• _WHAT YOU SHOULD DO_:
Drop all images and give the records again exactly.

• _STORED DATA_:
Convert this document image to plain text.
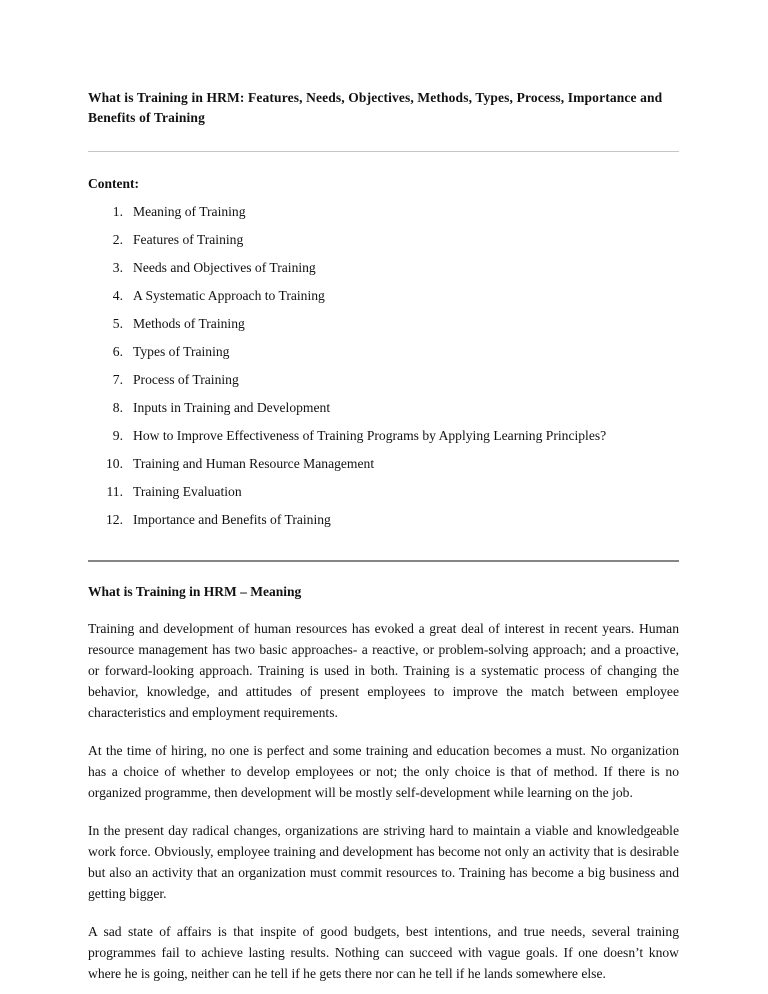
What is Training in HRM: Features, Needs, Objectives, Methods, Types, Process, Importance and Benefits of Training
Content:
1. Meaning of Training
2. Features of Training
3. Needs and Objectives of Training
4. A Systematic Approach to Training
5. Methods of Training
6. Types of Training
7. Process of Training
8. Inputs in Training and Development
9. How to Improve Effectiveness of Training Programs by Applying Learning Principles?
10. Training and Human Resource Management
11. Training Evaluation
12. Importance and Benefits of Training
What is Training in HRM – Meaning

Training and development of human resources has evoked a great deal of interest in recent years. Human resource management has two basic approaches- a reactive, or problem-solving approach; and a proactive, or forward-looking approach. Training is used in both. Training is a systematic process of changing the behavior, knowledge, and attitudes of present employees to improve the match between employee characteristics and employment requirements.

At the time of hiring, no one is perfect and some training and education becomes a must. No organization has a choice of whether to develop employees or not; the only choice is that of method. If there is no organized programme, then development will be mostly self-development while learning on the job.

In the present day radical changes, organizations are striving hard to maintain a viable and knowledgeable work force. Obviously, employee training and development has become not only an activity that is desirable but also an activity that an organization must commit resources to. Training has become a big business and getting bigger.

A sad state of affairs is that inspite of good budgets, best intentions, and true needs, several training programmes fail to achieve lasting results. Nothing can succeed with vague goals. If one doesn’t know where he is going, neither can he tell if he gets there nor can he tell if he lands somewhere else.
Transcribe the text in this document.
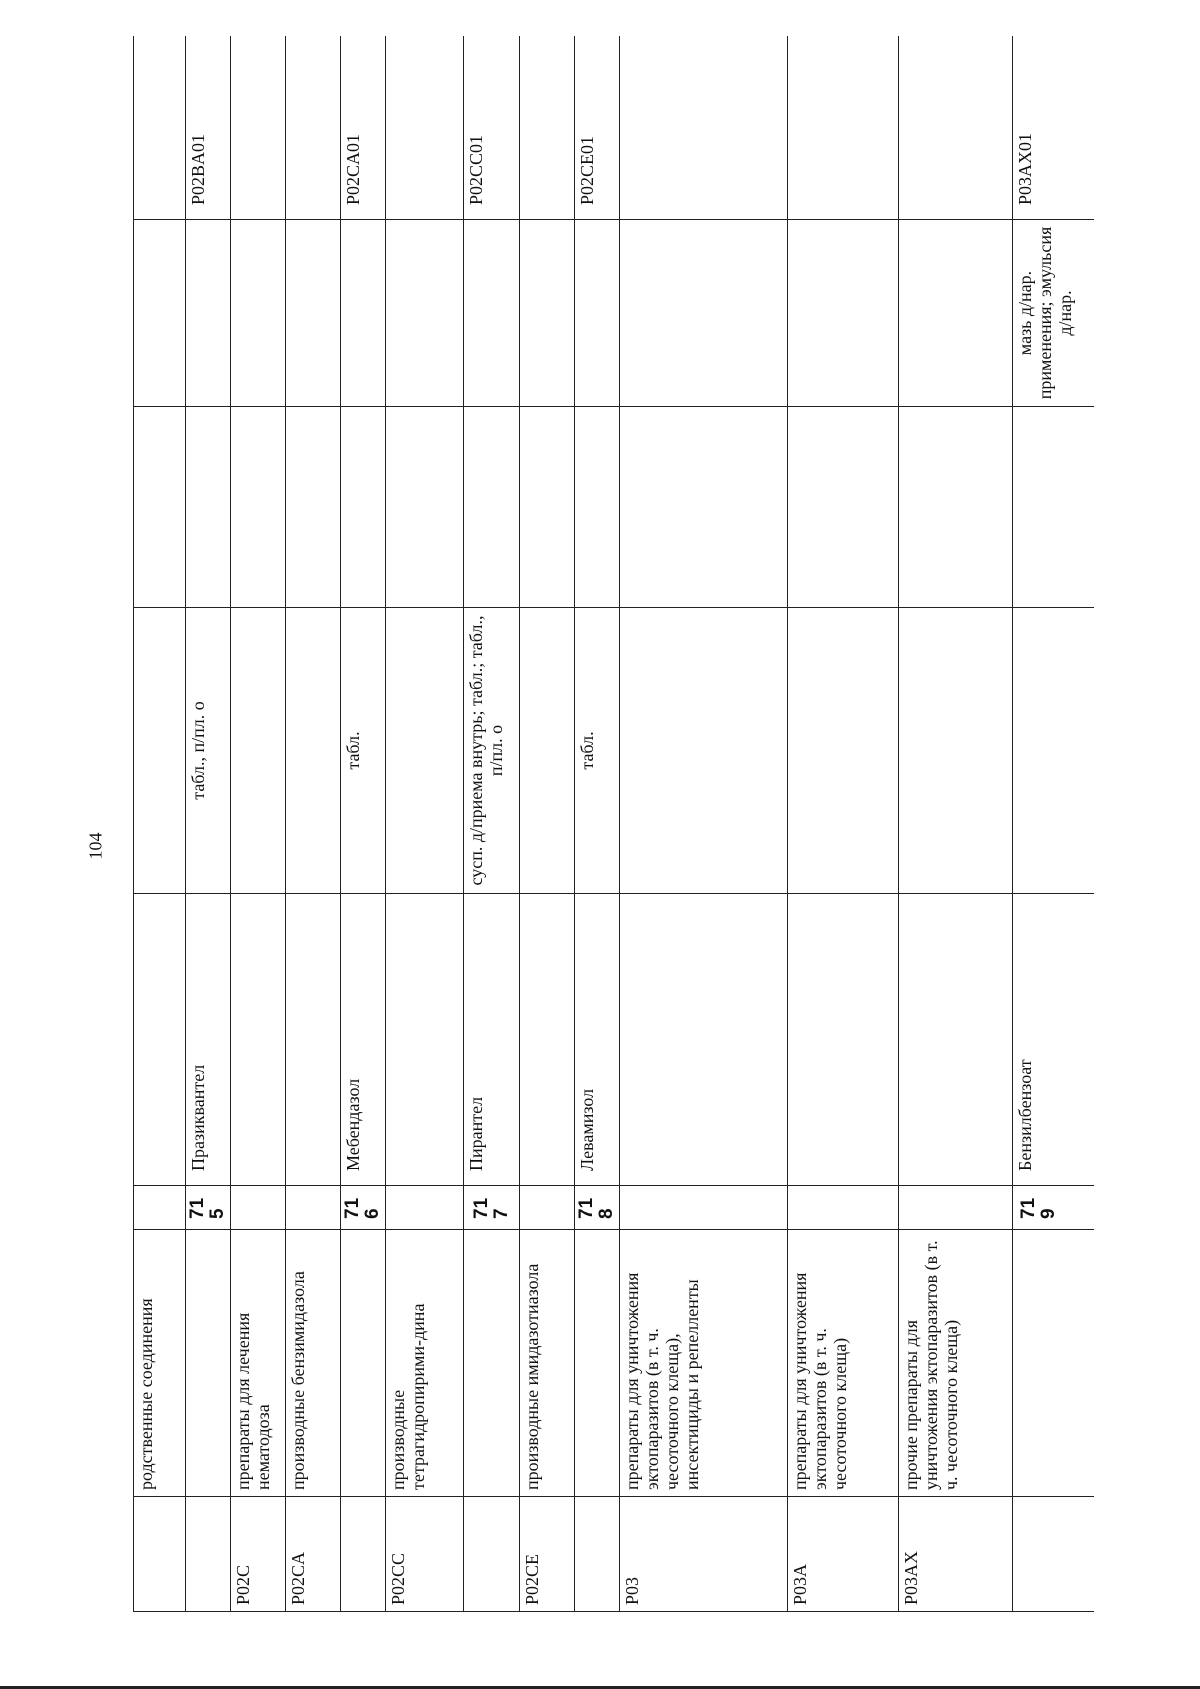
104
	родственные соединения						
		715	Празиквантел	табл., п/пл. о			P02BA01
P02C	препараты для лечения нематодоза						
P02CA	производные бензимидазола						
		716	Мебендазол	табл.			P02CA01
P02CC	производные тетрагидропирими-дина						
		717	Пирантел	сусп. д/приема внутрь; табл.; табл., п/пл. о			P02CC01
P02CE	производные имидазотиазола						
		718	Левамизол	табл.			P02CE01
P03	препараты для уничтожения эктопаразитов (в т. ч. чесоточного клеща), инсектициды и репелленты						
P03A	препараты для уничтожения эктопаразитов (в т. ч. чесоточного клеща)						
P03AX	прочие препараты для уничтожения эктопаразитов (в т. ч. чесоточного клеща)						
		719	Бензилбензоат			мазь д/нар. применения; эмульсия д/нар.	P03AX01
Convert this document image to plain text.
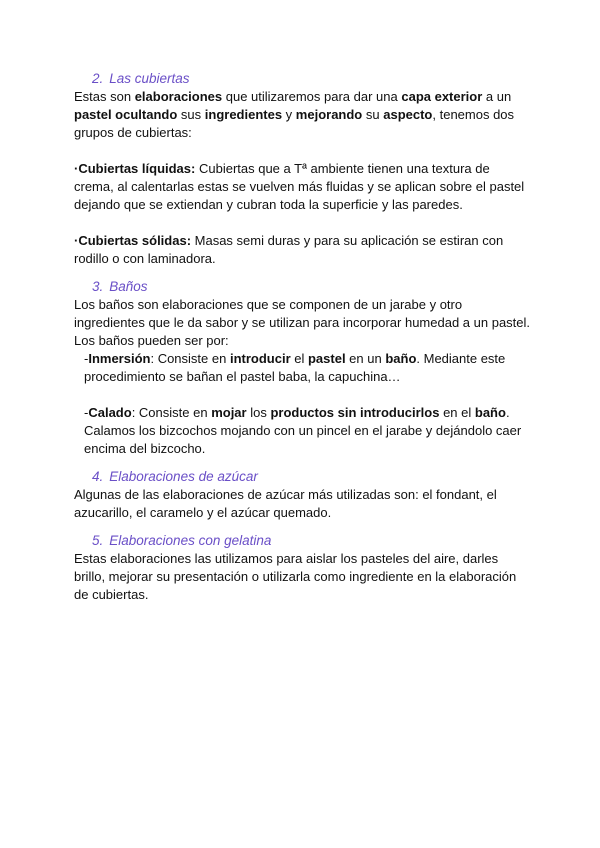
2. Las cubiertas

Estas son elaboraciones que utilizaremos para dar una capa exterior a un pastel ocultando sus ingredientes y mejorando su aspecto, tenemos dos grupos de cubiertas:

·Cubiertas líquidas: Cubiertas que a Tª ambiente tienen una textura de crema, al calentarlas estas se vuelven más fluidas y se aplican sobre el pastel dejando que se extiendan y cubran toda la superficie y las paredes.

·Cubiertas sólidas: Masas semi duras y para su aplicación se estiran con rodillo o con laminadora.

3. Baños

Los baños son elaboraciones que se componen de un jarabe y otro ingredientes que le da sabor y se utilizan para incorporar humedad a un pastel.

Los baños pueden ser por:

-Inmersión: Consiste en introducir el pastel en un baño. Mediante este procedimiento se bañan el pastel baba, la capuchina…

-Calado: Consiste en mojar los productos sin introducirlos en el baño. Calamos los bizcochos mojando con un pincel en el jarabe y dejándolo caer encima del bizcocho.

4. Elaboraciones de azúcar

Algunas de las elaboraciones de azúcar más utilizadas son: el fondant, el azucarillo, el caramelo y el azúcar quemado.

5. Elaboraciones con gelatina

Estas elaboraciones las utilizamos para aislar los pasteles del aire, darles brillo, mejorar su presentación o utilizarla como ingrediente en la elaboración de cubiertas.
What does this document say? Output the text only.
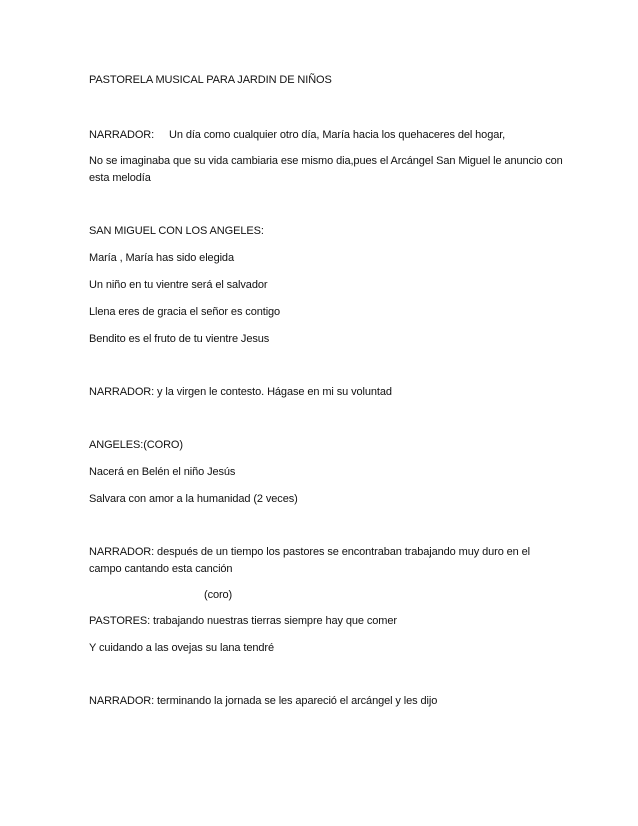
PASTORELA MUSICAL PARA JARDIN DE NIÑOS
NARRADOR: Un día como cualquier otro día, María hacia los quehaceres del hogar,
No se imaginaba que su vida cambiaria ese mismo dia,pues el Arcángel San Miguel le anuncio con
esta melodía
SAN MIGUEL CON LOS ANGELES:
María , María has sido elegida
Un niño en tu vientre será el salvador
Llena eres de gracia el señor es contigo
Bendito es el fruto de tu vientre Jesus
NARRADOR: y la virgen le contesto. Hágase en mi su voluntad
ANGELES:(CORO)
Nacerá en Belén el niño Jesús
Salvara con amor a la humanidad (2 veces)
NARRADOR: después de un tiempo los pastores se encontraban trabajando muy duro en el
campo cantando esta canción
(coro)
PASTORES: trabajando nuestras tierras siempre hay que comer
Y cuidando a las ovejas su lana tendré
NARRADOR: terminando la jornada se les apareció el arcángel y les dijo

• _REPLY TO THE TASK_:
Convert this document image to plain text.
What is Training in HRM: Features, Needs, Objectives, Methods, Types, Process, Importance and Benefits of Training
Content:
1. Meaning of Training
2. Features of Training
3. Needs and Objectives of Training
4. A Systematic Approach to Training
5. Methods of Training
6. Types of Training
7. Process of Training
8. Inputs in Training and Development
9. How to Improve Effectiveness of Training Programs by Applying Learning Principles?
10. Training and Human Resource Management
11. Training Evaluation
12. Importance and Benefits of Training
What is Training in HRM – Meaning

Training and development of human resources has evoked a great deal of interest in recent years. Human resource management has two basic approaches- a reactive, or problem-solving approach; and a proactive, or forward-looking approach. Training is used in both. Training is a systematic process of changing the behavior, knowledge, and attitudes of present employees to improve the match between employee characteristics and employment requirements.

At the time of hiring, no one is perfect and some training and education becomes a must. No organization has a choice of whether to develop employees or not; the only choice is that of method. If there is no organized programme, then development will be mostly self-development while learning on the job.

In the present day radical changes, organizations are striving hard to maintain a viable and knowledgeable work force. Obviously, employee training and development has become not only an activity that is desirable but also an activity that an organization must commit resources to. Training has become a big business and getting bigger.

A sad state of affairs is that inspite of good budgets, best intentions, and true needs, several training programmes fail to achieve lasting results. Nothing can succeed with vague goals. If one doesn’t know where he is going, neither can he tell if he gets there nor can he tell if he lands somewhere else.
Transcribe the text in this document.
104
	родственные соединения						
		715	Празиквантел	табл., п/пл. о			P02BA01
P02C	препараты для лечения нематодоза						
P02CA	производные бензимидазола						
		716	Мебендазол	табл.			P02CA01
P02CC	производные тетрагидропирими-дина						
		717	Пирантел	сусп. д/приема внутрь; табл.; табл., п/пл. о			P02CC01
P02CE	производные имидазотиазола						
		718	Левамизол	табл.			P02CE01
P03	препараты для уничтожения эктопаразитов (в т. ч. чесоточного клеща), инсектициды и репелленты						
P03A	препараты для уничтожения эктопаразитов (в т. ч. чесоточного клеща)						
P03AX	прочие препараты для уничтожения эктопаразитов (в т. ч. чесоточного клеща)						
		719	Бензилбензоат			мазь д/нар. применения; эмульсия д/нар.	P03AX01
Convert this document image to plain text.
2. Las cubiertas

Estas son elaboraciones que utilizaremos para dar una capa exterior a un pastel ocultando sus ingredientes y mejorando su aspecto, tenemos dos grupos de cubiertas:

·Cubiertas líquidas: Cubiertas que a Tª ambiente tienen una textura de crema, al calentarlas estas se vuelven más fluidas y se aplican sobre el pastel dejando que se extiendan y cubran toda la superficie y las paredes.

·Cubiertas sólidas: Masas semi duras y para su aplicación se estiran con rodillo o con laminadora.

3. Baños

Los baños son elaboraciones que se componen de un jarabe y otro ingredientes que le da sabor y se utilizan para incorporar humedad a un pastel.

Los baños pueden ser por:

-Inmersión: Consiste en introducir el pastel en un baño. Mediante este procedimiento se bañan el pastel baba, la capuchina…

-Calado: Consiste en mojar los productos sin introducirlos en el baño. Calamos los bizcochos mojando con un pincel en el jarabe y dejándolo caer encima del bizcocho.

4. Elaboraciones de azúcar

Algunas de las elaboraciones de azúcar más utilizadas son: el fondant, el azucarillo, el caramelo y el azúcar quemado.

5. Elaboraciones con gelatina

Estas elaboraciones las utilizamos para aislar los pasteles del aire, darles brillo, mejorar su presentación o utilizarla como ingrediente en la elaboración de cubiertas.
What does this document say? Output the text only.
PASTORELA MUSICAL PARA JARDIN DE NIÑOS
NARRADOR: Un día como cualquier otro día, María hacia los quehaceres del hogar,
No se imaginaba que su vida cambiaria ese mismo dia,pues el Arcángel San Miguel le anuncio con
esta melodía
SAN MIGUEL CON LOS ANGELES:
María , María has sido elegida
Un niño en tu vientre será el salvador
Llena eres de gracia el señor es contigo
Bendito es el fruto de tu vientre Jesus
NARRADOR: y la virgen le contesto. Hágase en mi su voluntad
ANGELES:(CORO)
Nacerá en Belén el niño Jesús
Salvara con amor a la humanidad (2 veces)
NARRADOR: después de un tiempo los pastores se encontraban trabajando muy duro en el
campo cantando esta canción
(coro)
PASTORES: trabajando nuestras tierras siempre hay que comer
Y cuidando a las ovejas su lana tendré
NARRADOR: terminando la jornada se les apareció el arcángel y les dijo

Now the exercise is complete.